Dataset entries
--- start ---

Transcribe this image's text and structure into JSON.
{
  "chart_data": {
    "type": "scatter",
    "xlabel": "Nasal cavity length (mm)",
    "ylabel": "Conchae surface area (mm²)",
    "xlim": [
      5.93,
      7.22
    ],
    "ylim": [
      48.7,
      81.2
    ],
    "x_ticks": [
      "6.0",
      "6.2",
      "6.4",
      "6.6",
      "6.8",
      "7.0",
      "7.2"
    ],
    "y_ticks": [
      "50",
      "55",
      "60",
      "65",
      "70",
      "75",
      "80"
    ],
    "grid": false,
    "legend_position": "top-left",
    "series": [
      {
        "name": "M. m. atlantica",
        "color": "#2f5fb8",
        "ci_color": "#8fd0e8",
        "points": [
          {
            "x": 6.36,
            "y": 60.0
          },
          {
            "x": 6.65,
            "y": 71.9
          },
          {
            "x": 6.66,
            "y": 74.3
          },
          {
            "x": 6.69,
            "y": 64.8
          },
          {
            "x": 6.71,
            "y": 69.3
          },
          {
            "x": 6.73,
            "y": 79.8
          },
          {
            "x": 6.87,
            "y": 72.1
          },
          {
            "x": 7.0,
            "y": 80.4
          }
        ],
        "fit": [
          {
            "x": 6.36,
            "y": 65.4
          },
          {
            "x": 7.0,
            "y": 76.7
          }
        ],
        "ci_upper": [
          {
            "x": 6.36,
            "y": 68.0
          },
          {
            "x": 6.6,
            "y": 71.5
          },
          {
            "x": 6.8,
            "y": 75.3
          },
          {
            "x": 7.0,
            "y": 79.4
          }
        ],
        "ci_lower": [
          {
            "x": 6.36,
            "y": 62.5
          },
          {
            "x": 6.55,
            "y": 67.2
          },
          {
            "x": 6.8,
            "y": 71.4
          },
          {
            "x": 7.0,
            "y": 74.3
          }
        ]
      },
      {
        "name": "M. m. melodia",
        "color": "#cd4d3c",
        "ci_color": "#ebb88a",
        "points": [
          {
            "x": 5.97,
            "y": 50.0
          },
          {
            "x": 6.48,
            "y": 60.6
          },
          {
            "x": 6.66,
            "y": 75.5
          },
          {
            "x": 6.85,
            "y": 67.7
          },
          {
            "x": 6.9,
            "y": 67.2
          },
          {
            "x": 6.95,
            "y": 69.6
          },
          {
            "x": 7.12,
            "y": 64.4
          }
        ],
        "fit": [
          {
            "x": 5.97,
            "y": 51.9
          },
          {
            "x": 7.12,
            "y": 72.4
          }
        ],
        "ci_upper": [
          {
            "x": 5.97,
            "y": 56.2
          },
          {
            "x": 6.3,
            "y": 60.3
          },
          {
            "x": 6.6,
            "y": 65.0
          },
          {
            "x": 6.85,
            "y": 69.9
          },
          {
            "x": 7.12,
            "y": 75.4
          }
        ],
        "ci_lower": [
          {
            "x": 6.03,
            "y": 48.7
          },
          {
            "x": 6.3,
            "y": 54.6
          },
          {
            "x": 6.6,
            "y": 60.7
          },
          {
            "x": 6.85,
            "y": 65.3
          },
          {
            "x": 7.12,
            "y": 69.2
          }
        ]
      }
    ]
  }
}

--- end ---

GOAL OF THE EXERCISE: Quote all the records. Keep every word exact.

THE ANSWER:
Transcribe this image's text and structure into JSON.
{
  "chart_data": {
    "type": "scatter",
    "xlabel": "Nasal cavity length (mm)",
    "ylabel": "Conchae surface area (mm²)",
    "xlim": [
      5.93,
      7.22
    ],
    "ylim": [
      48.7,
      81.2
    ],
    "x_ticks": [
      "6.0",
      "6.2",
      "6.4",
      "6.6",
      "6.8",
      "7.0",
      "7.2"
    ],
    "y_ticks": [
      "50",
      "55",
      "60",
      "65",
      "70",
      "75",
      "80"
    ],
    "grid": false,
    "legend_position": "top-left",
    "series": [
      {
        "name": "M. m. atlantica",
        "color": "#2f5fb8",
        "ci_color": "#8fd0e8",
        "points": [
          {
            "x": 6.36,
            "y": 60.0
          },
          {
            "x": 6.65,
            "y": 71.9
          },
          {
            "x": 6.66,
            "y": 74.3
          },
          {
            "x": 6.69,
            "y": 64.8
          },
          {
            "x": 6.71,
            "y": 69.3
          },
          {
            "x": 6.73,
            "y": 79.8
          },
          {
            "x": 6.87,
            "y": 72.1
          },
          {
            "x": 7.0,
            "y": 80.4
          }
        ],
        "fit": [
          {
            "x": 6.36,
            "y": 65.4
          },
          {
            "x": 7.0,
            "y": 76.7
          }
        ],
        "ci_upper": [
          {
            "x": 6.36,
            "y": 68.0
          },
          {
            "x": 6.6,
            "y": 71.5
          },
          {
            "x": 6.8,
            "y": 75.3
          },
          {
            "x": 7.0,
            "y": 79.4
          }
        ],
        "ci_lower": [
          {
            "x": 6.36,
            "y": 62.5
          },
          {
            "x": 6.55,
            "y": 67.2
          },
          {
            "x": 6.8,
            "y": 71.4
          },
          {
            "x": 7.0,
            "y": 74.3
          }
        ]
      },
      {
        "name": "M. m. melodia",
        "color": "#cd4d3c",
        "ci_color": "#ebb88a",
        "points": [
          {
            "x": 5.97,
            "y": 50.0
          },
          {
            "x": 6.48,
            "y": 60.6
          },
          {
            "x": 6.66,
            "y": 75.5
          },
          {
            "x": 6.85,
            "y": 67.7
          },
          {
            "x": 6.9,
            "y": 67.2
          },
          {
            "x": 6.95,
            "y": 69.6
          },
          {
            "x": 7.12,
            "y": 64.4
          }
        ],
        "fit": [
          {
            "x": 5.97,
            "y": 51.9
          },
          {
            "x": 7.12,
            "y": 72.4
          }
        ],
        "ci_upper": [
          {
            "x": 5.97,
            "y": 56.2
          },
          {
            "x": 6.3,
            "y": 60.3
          },
          {
            "x": 6.6,
            "y": 65.0
          },
          {
            "x": 6.85,
            "y": 69.9
          },
          {
            "x": 7.12,
            "y": 75.4
          }
        ],
        "ci_lower": [
          {
            "x": 6.03,
            "y": 48.7
          },
          {
            "x": 6.3,
            "y": 54.6
          },
          {
            "x": 6.6,
            "y": 60.7
          },
          {
            "x": 6.85,
            "y": 65.3
          },
          {
            "x": 7.12,
            "y": 69.2
          }
        ]
      }
    ]
  }
}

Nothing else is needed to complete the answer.